[Data entries]
%%

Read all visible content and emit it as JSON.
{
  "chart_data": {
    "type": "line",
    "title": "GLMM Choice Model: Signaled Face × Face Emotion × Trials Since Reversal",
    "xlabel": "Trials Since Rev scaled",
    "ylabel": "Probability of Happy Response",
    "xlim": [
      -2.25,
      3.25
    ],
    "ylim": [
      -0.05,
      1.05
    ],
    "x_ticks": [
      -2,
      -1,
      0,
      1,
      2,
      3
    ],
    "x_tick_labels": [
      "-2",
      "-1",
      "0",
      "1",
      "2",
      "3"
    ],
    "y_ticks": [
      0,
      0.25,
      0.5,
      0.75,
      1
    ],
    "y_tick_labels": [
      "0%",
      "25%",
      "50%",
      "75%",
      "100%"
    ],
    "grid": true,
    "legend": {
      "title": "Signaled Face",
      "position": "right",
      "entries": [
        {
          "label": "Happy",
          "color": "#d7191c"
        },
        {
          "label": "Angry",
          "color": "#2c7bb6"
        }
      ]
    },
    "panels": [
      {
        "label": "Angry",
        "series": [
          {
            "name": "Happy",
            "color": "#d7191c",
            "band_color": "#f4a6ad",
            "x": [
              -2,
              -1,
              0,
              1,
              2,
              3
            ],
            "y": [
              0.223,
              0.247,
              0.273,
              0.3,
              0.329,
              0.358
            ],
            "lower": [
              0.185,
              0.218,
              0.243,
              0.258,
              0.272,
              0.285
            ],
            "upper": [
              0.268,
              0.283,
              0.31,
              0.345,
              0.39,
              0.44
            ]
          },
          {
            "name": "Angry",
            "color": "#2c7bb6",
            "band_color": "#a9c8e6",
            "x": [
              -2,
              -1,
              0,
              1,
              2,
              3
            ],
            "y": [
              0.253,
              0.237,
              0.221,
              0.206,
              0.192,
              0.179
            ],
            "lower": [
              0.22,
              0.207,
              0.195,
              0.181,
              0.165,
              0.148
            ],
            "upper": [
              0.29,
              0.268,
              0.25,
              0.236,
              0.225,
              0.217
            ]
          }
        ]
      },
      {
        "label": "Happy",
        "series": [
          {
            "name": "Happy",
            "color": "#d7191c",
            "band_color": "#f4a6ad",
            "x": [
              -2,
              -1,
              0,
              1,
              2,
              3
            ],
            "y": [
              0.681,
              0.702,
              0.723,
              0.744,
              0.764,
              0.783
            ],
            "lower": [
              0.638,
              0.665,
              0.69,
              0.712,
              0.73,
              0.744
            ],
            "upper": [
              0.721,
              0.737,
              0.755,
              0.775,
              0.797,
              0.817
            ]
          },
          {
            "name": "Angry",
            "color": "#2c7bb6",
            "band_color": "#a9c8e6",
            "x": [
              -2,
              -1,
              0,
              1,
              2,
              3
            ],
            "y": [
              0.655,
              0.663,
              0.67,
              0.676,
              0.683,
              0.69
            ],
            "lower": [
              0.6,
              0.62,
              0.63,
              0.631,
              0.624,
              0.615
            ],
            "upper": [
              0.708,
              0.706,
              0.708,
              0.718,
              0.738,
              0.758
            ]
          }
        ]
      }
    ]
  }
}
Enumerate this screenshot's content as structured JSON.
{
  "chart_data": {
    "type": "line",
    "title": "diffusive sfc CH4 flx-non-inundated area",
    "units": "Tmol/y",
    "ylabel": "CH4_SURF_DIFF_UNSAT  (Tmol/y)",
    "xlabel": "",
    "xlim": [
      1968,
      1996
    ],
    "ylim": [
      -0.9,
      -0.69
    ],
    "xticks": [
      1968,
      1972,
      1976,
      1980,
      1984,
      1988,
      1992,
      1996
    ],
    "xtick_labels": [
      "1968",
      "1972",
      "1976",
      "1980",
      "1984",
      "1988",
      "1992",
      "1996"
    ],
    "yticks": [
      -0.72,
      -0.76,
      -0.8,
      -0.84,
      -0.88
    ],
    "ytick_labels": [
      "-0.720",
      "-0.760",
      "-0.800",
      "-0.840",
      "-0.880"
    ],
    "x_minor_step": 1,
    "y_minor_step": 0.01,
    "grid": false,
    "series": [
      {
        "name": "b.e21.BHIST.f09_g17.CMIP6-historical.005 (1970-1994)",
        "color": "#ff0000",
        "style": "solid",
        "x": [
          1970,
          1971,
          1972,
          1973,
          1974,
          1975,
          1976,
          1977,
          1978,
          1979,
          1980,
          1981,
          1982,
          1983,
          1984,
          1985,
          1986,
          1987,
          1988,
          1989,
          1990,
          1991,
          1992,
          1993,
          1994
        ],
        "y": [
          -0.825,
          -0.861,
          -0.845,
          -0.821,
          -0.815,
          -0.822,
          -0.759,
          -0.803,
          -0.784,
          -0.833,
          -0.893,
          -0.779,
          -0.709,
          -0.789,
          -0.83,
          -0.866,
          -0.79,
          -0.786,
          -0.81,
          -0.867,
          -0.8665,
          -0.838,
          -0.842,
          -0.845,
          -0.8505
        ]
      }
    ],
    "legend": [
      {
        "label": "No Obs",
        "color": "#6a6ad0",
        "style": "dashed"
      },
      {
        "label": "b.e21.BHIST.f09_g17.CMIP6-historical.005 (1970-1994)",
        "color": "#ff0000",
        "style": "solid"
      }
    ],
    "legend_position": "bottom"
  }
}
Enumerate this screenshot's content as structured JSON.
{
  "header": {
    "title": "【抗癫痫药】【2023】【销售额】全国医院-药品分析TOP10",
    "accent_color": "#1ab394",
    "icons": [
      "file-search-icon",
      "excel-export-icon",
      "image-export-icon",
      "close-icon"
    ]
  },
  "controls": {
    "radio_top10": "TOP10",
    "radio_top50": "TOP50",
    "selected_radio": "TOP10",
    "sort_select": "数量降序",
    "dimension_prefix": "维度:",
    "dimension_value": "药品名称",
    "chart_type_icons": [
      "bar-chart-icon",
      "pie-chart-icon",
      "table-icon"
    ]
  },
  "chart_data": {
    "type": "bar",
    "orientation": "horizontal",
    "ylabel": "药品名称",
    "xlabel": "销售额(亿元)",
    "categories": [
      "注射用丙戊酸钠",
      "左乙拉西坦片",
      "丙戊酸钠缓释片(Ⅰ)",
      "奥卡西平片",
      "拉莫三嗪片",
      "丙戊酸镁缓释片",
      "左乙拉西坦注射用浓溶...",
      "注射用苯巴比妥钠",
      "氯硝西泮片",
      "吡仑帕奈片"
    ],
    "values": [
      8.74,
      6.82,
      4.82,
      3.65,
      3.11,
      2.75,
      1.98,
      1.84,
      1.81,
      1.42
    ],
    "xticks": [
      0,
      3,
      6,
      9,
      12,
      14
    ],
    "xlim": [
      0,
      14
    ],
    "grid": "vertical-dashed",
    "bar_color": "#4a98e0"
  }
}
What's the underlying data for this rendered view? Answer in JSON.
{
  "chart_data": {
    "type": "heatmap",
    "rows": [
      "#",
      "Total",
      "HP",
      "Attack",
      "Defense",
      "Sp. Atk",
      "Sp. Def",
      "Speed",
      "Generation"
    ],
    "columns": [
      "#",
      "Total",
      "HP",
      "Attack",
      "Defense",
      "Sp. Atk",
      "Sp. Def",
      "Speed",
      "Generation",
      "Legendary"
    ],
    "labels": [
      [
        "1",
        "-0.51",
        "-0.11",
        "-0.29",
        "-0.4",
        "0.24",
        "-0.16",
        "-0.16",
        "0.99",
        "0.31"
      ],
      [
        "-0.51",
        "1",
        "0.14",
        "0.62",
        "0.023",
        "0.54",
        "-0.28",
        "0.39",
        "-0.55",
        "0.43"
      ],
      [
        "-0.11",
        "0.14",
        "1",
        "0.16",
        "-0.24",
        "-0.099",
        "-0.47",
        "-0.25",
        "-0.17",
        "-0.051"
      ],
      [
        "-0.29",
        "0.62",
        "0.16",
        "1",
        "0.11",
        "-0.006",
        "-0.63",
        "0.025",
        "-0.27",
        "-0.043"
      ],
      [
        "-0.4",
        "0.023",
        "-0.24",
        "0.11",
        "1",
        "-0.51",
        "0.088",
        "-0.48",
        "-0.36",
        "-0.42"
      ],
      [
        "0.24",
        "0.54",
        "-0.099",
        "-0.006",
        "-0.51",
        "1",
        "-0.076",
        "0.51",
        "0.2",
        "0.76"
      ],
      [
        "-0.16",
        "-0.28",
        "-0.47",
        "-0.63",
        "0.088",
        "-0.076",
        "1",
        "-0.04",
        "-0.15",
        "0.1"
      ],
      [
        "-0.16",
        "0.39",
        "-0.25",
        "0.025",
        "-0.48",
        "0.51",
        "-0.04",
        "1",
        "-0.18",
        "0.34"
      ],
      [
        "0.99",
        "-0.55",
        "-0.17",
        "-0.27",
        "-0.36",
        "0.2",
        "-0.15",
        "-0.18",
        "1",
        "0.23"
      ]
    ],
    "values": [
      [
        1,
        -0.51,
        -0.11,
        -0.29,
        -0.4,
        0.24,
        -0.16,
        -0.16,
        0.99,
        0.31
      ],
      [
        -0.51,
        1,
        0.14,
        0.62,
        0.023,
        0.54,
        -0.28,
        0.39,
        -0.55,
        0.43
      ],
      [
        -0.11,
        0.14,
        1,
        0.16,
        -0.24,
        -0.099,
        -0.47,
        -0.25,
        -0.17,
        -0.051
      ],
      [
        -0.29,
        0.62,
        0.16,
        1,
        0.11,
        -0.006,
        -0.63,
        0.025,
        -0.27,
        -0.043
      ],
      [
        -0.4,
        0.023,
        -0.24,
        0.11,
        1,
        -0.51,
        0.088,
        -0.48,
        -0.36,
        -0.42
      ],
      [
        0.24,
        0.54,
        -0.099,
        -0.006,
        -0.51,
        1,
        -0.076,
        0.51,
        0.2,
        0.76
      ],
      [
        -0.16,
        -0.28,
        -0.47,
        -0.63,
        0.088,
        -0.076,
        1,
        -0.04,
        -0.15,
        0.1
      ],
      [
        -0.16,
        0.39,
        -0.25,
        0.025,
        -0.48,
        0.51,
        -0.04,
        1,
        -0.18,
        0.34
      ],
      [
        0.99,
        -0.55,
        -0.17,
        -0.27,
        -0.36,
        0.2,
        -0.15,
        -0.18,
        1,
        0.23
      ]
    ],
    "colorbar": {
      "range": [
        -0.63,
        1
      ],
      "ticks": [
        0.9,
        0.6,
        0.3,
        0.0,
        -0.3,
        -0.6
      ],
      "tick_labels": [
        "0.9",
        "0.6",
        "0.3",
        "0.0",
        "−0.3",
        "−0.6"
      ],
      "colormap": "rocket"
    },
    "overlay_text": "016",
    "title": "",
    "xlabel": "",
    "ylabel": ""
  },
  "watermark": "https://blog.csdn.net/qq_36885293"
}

%%

[Brief] Gather every line from the listing above in which "Happy" appears, and copy those lines.

[Final result]
    "ylabel": "Probability of Happy Response",
          "label": "Happy",
            "name": "Happy",
        "label": "Happy",
            "name": "Happy",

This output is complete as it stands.